*Exercise brief*: Look through the material and tally each line bearing the word "教随产出". Give only the total.

---------- Data to use

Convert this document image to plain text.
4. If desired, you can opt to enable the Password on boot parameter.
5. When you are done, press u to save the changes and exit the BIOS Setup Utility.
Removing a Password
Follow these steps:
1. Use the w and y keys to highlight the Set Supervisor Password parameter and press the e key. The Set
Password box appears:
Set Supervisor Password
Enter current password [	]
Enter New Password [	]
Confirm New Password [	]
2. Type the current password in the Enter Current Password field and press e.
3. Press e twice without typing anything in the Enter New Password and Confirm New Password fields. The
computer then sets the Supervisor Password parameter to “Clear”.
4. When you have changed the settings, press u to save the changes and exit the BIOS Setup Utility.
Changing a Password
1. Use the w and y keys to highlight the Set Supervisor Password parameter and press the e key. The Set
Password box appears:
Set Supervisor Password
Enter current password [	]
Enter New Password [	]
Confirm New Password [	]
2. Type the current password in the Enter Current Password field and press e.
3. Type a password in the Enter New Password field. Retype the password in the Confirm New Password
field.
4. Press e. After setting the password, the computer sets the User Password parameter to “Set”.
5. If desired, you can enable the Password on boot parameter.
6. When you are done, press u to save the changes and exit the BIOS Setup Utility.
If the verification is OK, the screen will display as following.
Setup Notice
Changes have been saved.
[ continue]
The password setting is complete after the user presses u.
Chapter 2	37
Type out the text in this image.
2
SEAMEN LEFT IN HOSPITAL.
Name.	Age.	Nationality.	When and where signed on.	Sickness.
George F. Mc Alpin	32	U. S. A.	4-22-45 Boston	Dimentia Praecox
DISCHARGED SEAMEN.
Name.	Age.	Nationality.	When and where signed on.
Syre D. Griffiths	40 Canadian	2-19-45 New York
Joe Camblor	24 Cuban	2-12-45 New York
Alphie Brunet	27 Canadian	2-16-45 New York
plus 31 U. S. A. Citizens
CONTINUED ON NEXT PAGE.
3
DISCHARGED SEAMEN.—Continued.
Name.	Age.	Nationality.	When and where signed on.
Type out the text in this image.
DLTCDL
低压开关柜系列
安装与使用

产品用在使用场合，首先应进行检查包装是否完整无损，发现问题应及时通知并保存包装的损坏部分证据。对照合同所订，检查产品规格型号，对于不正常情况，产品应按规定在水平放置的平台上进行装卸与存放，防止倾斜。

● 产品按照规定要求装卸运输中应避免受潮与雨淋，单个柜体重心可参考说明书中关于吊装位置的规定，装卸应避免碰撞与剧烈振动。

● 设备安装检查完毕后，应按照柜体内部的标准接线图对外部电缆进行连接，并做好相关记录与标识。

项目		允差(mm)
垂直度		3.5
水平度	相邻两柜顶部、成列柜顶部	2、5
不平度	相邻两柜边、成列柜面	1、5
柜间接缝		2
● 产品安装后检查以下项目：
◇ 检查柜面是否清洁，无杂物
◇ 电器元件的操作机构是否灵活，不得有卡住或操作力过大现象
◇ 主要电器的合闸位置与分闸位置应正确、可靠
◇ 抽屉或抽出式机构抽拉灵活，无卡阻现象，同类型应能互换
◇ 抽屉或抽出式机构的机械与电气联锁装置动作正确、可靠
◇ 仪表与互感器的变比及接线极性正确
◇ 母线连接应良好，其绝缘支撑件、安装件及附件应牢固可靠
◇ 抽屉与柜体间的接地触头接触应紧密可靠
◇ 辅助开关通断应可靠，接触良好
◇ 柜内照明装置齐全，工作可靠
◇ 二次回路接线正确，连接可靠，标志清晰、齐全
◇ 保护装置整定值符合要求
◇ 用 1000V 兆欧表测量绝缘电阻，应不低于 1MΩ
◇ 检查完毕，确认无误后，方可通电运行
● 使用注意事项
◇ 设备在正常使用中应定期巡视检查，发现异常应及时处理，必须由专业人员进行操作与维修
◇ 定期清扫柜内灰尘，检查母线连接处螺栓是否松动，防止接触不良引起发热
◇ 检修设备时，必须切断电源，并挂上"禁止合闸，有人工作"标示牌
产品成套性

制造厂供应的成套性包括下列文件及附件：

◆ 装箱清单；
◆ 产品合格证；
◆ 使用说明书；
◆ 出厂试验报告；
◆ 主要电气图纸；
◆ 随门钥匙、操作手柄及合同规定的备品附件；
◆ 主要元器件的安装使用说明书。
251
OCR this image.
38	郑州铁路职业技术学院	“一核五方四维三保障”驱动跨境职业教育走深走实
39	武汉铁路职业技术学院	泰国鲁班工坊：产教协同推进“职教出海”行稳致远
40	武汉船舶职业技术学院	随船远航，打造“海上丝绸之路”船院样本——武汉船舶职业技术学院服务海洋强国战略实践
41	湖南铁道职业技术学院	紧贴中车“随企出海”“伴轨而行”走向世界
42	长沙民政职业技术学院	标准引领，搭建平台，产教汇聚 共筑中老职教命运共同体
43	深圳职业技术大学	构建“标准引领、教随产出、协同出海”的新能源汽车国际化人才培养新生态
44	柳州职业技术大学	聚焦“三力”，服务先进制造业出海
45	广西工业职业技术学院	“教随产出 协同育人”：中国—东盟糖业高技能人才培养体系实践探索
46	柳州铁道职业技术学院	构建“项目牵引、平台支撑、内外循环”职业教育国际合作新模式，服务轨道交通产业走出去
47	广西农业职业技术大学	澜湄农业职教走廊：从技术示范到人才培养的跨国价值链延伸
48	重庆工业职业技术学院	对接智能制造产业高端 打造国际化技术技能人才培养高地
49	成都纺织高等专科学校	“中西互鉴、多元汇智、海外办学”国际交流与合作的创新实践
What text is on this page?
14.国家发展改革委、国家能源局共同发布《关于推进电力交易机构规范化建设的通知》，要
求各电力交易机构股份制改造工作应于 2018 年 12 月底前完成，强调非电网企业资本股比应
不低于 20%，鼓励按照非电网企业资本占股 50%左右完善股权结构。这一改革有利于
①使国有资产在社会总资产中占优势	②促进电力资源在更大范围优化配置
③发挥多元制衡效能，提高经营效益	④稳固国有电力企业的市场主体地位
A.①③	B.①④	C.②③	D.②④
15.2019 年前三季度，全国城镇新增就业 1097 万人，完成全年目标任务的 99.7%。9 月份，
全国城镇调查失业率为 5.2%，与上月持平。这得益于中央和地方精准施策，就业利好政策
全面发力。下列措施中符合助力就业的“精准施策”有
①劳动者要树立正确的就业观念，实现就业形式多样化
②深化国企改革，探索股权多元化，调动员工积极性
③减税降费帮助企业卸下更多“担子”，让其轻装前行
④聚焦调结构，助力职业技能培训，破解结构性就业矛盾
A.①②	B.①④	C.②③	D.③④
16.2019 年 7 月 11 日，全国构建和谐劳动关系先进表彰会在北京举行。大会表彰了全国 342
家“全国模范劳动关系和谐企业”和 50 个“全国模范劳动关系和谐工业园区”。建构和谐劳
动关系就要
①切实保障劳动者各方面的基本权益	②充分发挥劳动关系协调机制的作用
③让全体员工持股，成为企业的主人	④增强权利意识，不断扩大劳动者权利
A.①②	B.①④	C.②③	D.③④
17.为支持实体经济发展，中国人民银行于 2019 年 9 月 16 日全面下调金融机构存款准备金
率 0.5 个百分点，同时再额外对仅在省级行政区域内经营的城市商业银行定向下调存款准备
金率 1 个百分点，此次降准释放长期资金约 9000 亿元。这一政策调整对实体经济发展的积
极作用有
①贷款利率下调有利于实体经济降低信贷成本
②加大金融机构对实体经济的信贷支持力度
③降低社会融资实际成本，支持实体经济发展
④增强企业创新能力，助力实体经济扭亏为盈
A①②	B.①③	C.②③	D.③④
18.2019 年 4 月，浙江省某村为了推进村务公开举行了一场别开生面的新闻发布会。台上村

--------------------

*Completed exercise*: 2